§ **Do this**
Identify the lines that contain the word "التكبير", then copy them.
··· Task data
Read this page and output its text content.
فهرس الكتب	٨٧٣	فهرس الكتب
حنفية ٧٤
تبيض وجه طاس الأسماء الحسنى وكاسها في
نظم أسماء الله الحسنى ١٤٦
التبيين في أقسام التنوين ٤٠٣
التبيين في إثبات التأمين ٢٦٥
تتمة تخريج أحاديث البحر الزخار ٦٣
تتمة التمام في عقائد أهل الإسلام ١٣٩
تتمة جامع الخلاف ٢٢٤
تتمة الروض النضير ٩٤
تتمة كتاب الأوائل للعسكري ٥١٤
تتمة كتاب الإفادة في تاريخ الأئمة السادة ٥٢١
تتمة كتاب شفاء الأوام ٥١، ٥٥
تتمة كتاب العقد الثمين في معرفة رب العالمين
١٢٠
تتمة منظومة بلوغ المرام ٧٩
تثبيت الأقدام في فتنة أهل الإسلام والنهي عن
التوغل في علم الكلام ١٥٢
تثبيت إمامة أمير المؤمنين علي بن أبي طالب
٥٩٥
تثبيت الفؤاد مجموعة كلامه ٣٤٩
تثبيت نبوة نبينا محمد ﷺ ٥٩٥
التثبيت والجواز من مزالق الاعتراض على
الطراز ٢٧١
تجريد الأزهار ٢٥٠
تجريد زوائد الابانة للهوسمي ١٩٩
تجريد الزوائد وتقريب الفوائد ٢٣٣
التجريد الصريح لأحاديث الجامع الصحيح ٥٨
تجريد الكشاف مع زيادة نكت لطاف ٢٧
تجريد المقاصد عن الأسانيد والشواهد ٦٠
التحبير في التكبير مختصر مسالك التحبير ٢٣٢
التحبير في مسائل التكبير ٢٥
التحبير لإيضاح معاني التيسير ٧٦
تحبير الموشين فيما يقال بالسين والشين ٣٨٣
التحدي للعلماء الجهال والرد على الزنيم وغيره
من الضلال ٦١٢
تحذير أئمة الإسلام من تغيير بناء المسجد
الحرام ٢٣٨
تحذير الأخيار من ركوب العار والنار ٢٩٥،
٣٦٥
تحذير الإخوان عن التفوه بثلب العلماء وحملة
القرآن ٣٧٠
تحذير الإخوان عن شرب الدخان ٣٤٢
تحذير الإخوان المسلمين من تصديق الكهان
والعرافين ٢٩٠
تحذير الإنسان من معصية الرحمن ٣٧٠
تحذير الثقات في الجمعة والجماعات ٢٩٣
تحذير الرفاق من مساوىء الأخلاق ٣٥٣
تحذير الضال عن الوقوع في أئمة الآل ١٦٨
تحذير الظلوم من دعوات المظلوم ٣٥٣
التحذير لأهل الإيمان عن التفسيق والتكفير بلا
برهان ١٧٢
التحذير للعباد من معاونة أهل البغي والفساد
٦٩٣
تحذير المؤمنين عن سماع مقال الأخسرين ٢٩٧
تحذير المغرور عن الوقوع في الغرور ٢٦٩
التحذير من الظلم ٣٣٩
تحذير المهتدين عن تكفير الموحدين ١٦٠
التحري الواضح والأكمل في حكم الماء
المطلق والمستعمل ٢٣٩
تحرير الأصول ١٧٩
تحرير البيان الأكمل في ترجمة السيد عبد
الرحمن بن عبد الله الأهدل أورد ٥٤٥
······
§ **Answer to this problem**
التحبير في التكبير مختصر مسالك التحبير ٢٣٢
التحبير في مسائل التكبير ٢٥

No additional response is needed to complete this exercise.